_What the task asks:_ Rename "cross-section view" as "sectional view" in the records, starting with the first line and going on through the line with "The substrate 9 is at (596, 415).", and give those lines again with nothing else changed. Leave the pictures out of the answer.

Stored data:
>>>

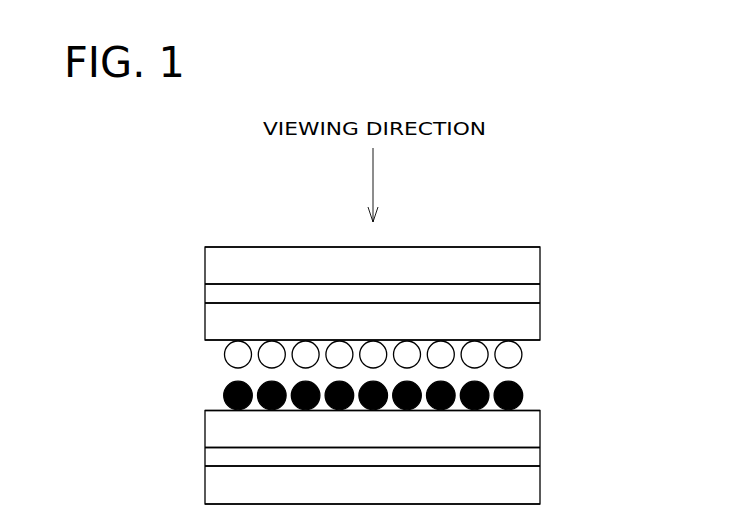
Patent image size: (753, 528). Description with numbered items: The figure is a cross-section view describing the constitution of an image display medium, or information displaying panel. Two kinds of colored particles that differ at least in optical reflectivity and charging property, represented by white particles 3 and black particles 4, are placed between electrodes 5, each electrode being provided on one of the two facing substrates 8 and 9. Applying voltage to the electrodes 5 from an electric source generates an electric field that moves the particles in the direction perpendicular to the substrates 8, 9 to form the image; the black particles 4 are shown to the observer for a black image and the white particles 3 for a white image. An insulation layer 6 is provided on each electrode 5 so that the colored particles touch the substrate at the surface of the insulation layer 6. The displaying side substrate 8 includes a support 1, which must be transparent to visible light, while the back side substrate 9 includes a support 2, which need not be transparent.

The support 1 is at (523, 264).
The support 2 is at (523, 491).
The white particles 3 is at (522, 356).
The black particles 4 is at (523, 395).
The electrode 5 is at (523, 294).
The insulation layer 6 is at (523, 323).
The substrate 8 is at (596, 247).
The substrate 9 is at (596, 415).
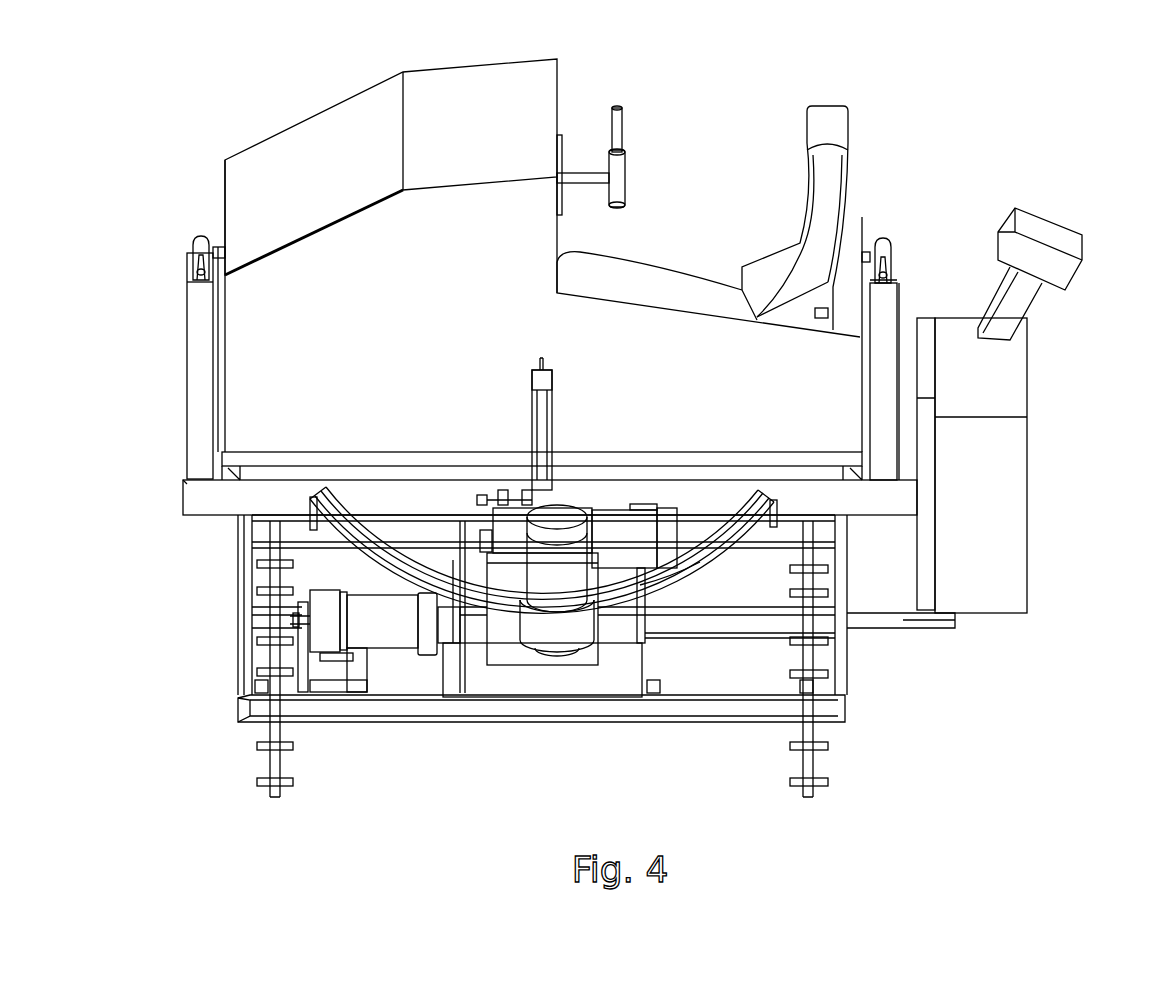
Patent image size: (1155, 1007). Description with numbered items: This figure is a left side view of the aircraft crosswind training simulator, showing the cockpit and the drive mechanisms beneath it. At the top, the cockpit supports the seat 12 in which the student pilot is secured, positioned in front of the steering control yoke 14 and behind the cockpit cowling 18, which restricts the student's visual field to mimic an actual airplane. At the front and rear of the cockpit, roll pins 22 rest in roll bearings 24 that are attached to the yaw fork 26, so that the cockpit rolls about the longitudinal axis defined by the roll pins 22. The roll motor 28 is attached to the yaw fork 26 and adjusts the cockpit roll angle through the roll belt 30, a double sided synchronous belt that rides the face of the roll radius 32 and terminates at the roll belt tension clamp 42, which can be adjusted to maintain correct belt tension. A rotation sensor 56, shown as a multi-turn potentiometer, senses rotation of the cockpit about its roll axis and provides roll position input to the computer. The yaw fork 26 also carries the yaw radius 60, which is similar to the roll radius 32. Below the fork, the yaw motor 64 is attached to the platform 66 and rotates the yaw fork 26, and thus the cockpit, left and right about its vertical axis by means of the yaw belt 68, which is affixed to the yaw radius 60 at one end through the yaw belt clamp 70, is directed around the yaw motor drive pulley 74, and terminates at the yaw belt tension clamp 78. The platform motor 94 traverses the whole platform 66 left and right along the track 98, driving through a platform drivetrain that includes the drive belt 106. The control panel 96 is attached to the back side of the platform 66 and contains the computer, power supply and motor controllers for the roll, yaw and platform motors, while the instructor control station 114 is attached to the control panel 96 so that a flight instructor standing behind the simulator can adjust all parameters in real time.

The seat 12 is at (830, 120).
The steering control yoke 14 is at (617, 130).
The cockpit cowling 18 is at (313, 133).
The roll pins 22 is at (216, 250).
The roll bearings 24 is at (195, 240).
The yaw fork 26 is at (200, 350).
The roll motor 28 is at (668, 510).
The roll belt 30 is at (542, 420).
The roll radius 32 is at (550, 403).
The roll belt tension clamp 42 is at (547, 382).
The rotation sensor 56 is at (480, 495).
The yaw radius 60 is at (330, 502).
The yaw motor 64 is at (557, 513).
The platform 66 is at (575, 710).
The yaw belt 68 is at (692, 580).
The yaw belt clamp 70 is at (781, 505).
The yaw motor drive pulley 74 is at (545, 645).
The yaw belt tension clamp 78 is at (312, 507).
The platform motor 94 is at (385, 632).
The control panel 96 is at (1010, 478).
The track 98 is at (272, 770).
The drive belt 106 is at (303, 660).
The instructor control station 114 is at (1040, 228).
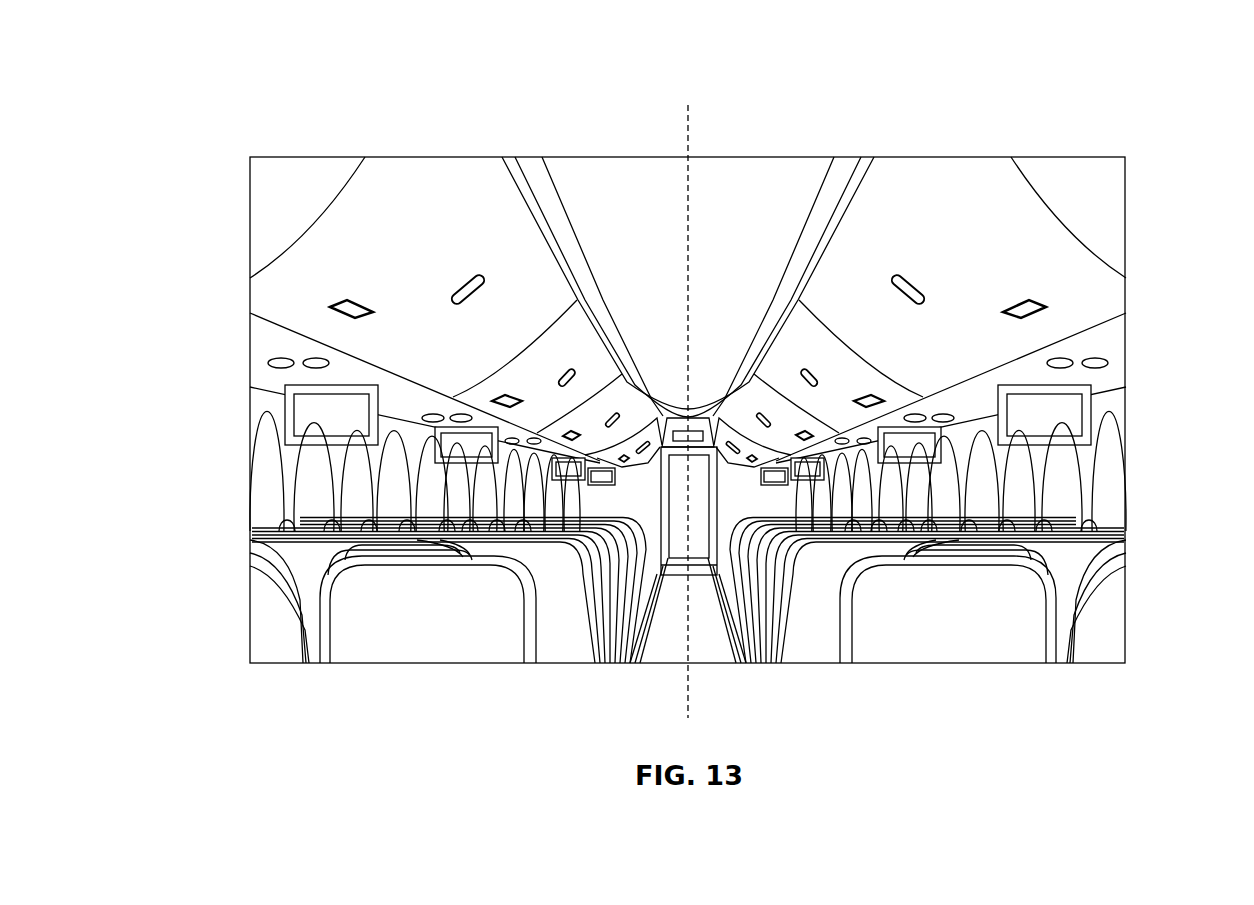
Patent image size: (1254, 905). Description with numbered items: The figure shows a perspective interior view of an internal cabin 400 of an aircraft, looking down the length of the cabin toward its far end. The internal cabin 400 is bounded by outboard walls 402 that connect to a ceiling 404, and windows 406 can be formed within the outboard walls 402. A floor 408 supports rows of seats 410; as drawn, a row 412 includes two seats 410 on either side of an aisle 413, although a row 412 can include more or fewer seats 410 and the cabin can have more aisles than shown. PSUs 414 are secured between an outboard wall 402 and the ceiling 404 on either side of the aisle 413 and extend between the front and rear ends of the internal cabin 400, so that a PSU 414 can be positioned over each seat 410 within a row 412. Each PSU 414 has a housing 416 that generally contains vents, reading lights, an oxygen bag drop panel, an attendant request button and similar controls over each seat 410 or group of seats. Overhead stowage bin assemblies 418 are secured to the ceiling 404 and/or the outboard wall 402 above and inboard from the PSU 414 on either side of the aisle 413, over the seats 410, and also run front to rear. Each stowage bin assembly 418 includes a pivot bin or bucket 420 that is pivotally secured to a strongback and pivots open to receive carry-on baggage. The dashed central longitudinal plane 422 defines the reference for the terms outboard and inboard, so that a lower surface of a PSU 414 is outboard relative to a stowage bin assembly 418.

The internal cabin 400 is at (196, 108).
The outboard wall 402 is at (270, 408).
The ceiling 404 is at (750, 156).
The window 406 is at (282, 520).
The floor 408 is at (677, 645).
The seat 410 is at (428, 652).
The row 412 is at (260, 620).
The aisle 413 is at (712, 645).
The PSU 414 is at (283, 370).
The housing 416 is at (258, 354).
The overhead stowage bin assembly 418 is at (360, 212).
The pivot bin or bucket 420 is at (428, 176).
The central longitudinal plane 422 is at (686, 128).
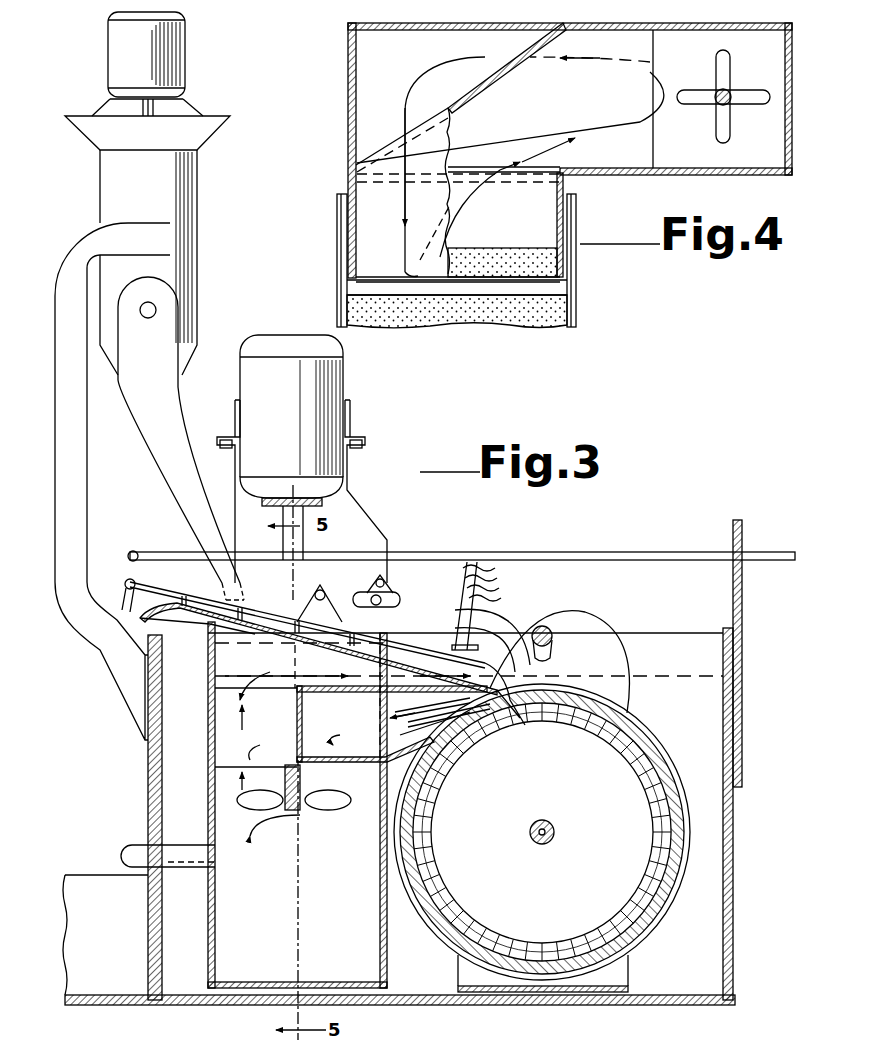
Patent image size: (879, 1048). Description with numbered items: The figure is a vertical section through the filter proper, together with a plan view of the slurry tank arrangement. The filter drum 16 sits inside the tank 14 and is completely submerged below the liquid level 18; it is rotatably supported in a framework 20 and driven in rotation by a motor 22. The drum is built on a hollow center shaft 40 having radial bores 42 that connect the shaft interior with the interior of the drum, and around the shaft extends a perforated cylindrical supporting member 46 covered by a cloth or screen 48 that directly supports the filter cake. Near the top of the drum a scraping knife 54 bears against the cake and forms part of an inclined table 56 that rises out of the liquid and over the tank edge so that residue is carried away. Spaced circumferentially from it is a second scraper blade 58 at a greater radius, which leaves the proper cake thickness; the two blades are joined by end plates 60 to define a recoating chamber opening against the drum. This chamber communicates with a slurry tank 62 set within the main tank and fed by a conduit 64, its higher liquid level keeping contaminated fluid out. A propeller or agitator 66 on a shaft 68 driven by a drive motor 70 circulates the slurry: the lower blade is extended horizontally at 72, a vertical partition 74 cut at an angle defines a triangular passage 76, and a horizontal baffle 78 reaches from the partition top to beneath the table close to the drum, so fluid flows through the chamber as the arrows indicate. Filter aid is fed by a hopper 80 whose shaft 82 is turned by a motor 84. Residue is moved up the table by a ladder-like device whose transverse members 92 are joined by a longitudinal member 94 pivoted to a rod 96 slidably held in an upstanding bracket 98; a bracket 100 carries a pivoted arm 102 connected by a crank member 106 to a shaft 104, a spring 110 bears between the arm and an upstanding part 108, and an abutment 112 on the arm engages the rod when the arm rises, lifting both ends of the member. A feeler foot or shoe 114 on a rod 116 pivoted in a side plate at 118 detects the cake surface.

In FIG. 4, the tank 14 is at (598, 174).
In FIG. 3, the tank 14 is at (733, 882).
In FIG. 4, the drum 16 is at (500, 320).
In FIG. 3, the drum 16 is at (655, 923).
In FIG. 3, the liquid level 18 is at (700, 670).
In FIG. 4, the framework 20 is at (576, 290).
In FIG. 3, the framework 20 is at (632, 968).
In FIG. 4, the motor 22 is at (528, 118).
In FIG. 3, the hollow center shaft 40 is at (556, 825).
In FIG. 3, the radial bores 42 is at (542, 820).
In FIG. 3, the cylindrical supporting member 46 is at (462, 898).
In FIG. 3, the cloth or screen 48 is at (432, 933).
In FIG. 4, the scraping knife 54 is at (382, 322).
In FIG. 3, the scraping knife 54 is at (545, 688).
In FIG. 4, the inclined table 56 is at (470, 295).
In FIG. 3, the inclined table 56 is at (520, 623).
In FIG. 4, the second scraper blade 58 is at (509, 238).
In FIG. 3, the second scraper blade 58 is at (334, 820).
In FIG. 4, the end plates 60 is at (360, 233).
In FIG. 3, the end plates 60 is at (443, 771).
In FIG. 4, the tank 62 is at (785, 50).
In FIG. 3, the tank 62 is at (380, 930).
In FIG. 3, the conduit 64 is at (180, 846).
In FIG. 4, the propeller or agitator 66 is at (730, 124).
In FIG. 3, the propeller or agitator 66 is at (265, 812).
In FIG. 4, the shaft 68 is at (715, 105).
In FIG. 3, the shaft 68 is at (305, 547).
In FIG. 3, the drive motor 70 is at (343, 383).
In FIG. 3, the horizontal extension of lower scraper blade 72 is at (332, 754).
In FIG. 4, the vertical partition 74 is at (548, 40).
In FIG. 3, the vertical partition 74 is at (296, 720).
In FIG. 4, the triangular passage 76 is at (413, 66).
In FIG. 3, the triangular passage 76 is at (282, 753).
In FIG. 4, the horizontal partition or baffle member 78 is at (396, 221).
In FIG. 3, the horizontal partition or baffle member 78 is at (312, 720).
In FIG. 3, the hopper 80 is at (197, 168).
In FIG. 3, the shaft 82 is at (152, 108).
In FIG. 3, the motor 84 is at (185, 50).
In FIG. 3, the transverse members 92 is at (236, 610).
In FIG. 3, the longitudinal member 94 is at (166, 576).
In FIG. 3, the rod 96 is at (136, 553).
In FIG. 3, the upstanding bracket 98 is at (742, 528).
In FIG. 3, the bracket 100 is at (300, 598).
In FIG. 3, the arm 102 is at (400, 596).
In FIG. 3, the shaft 104 is at (560, 628).
In FIG. 3, the crank member 106 is at (552, 643).
In FIG. 3, the upstanding part 108 is at (478, 610).
In FIG. 3, the spring 110 is at (490, 565).
In FIG. 3, the abutment 112 is at (386, 580).
In FIG. 3, the foot or shoe 114 is at (470, 733).
In FIG. 3, the rod 116 is at (447, 708).
In FIG. 3, the pivot 118 is at (439, 721).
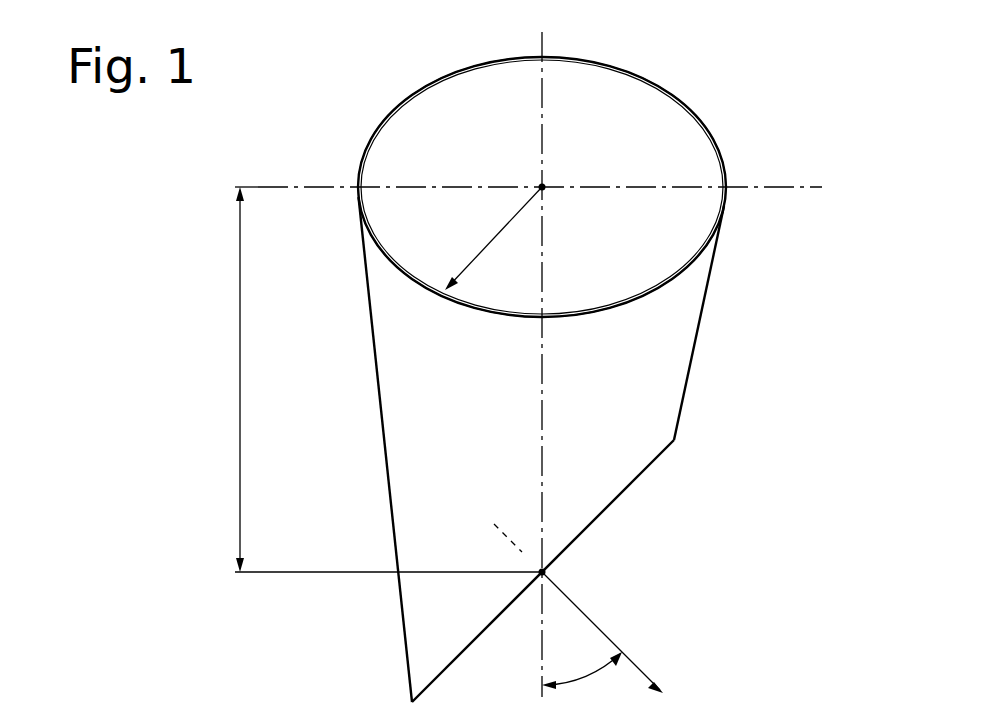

<<<

_Exercise output:_
Patent image size: (753, 528). Description with numbered items: The figure is a sectional view describing the constitution of an image display medium, or information displaying panel. Two kinds of colored particles that differ at least in optical reflectivity and charging property, represented by white particles 3 and black particles 4, are placed between electrodes 5, each electrode being provided on one of the two facing substrates 8 and 9. Applying voltage to the electrodes 5 from an electric source generates an electric field that moves the particles in the direction perpendicular to the substrates 8, 9 to form the image; the black particles 4 are shown to the observer for a black image and the white particles 3 for a white image. An insulation layer 6 is provided on each electrode 5 so that the colored particles touch the substrate at the surface of the insulation layer 6. The displaying side substrate 8 includes a support 1, which must be transparent to visible light, while the back side substrate 9 includes a support 2, which need not be transparent.

The support 1 is at (523, 264).
The support 2 is at (523, 491).
The white particles 3 is at (522, 356).
The black particles 4 is at (523, 395).
The electrode 5 is at (523, 294).
The insulation layer 6 is at (523, 323).
The substrate 8 is at (596, 247).
The substrate 9 is at (596, 415).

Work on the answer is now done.